▶ **Goal**
Report the count of lines where the string "length" appears, and nothing else.

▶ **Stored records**

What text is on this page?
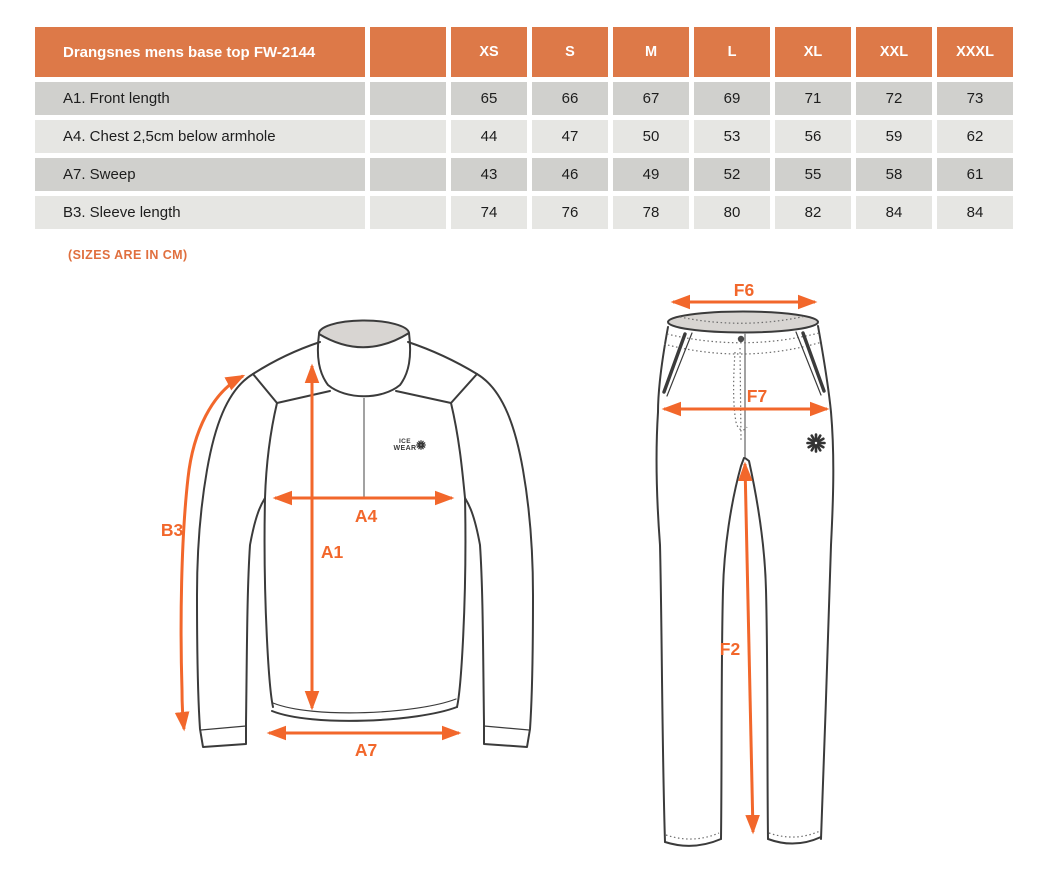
Drangsnes mens base top FW-2144		XS	S	M	L	XL	XXL	XXXL
A1. Front length		65	66	67	69	71	72	73
A4. Chest 2,5cm below armhole		44	47	50	53	56	59	62
A7. Sweep		43	46	49	52	55	58	61
B3. Sleeve length		74	76	78	80	82	84	84
(SIZES ARE IN CM)
ICE
WEAR
B3
A4
A1
A7
F6
F7
F2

▶ **Task output**
2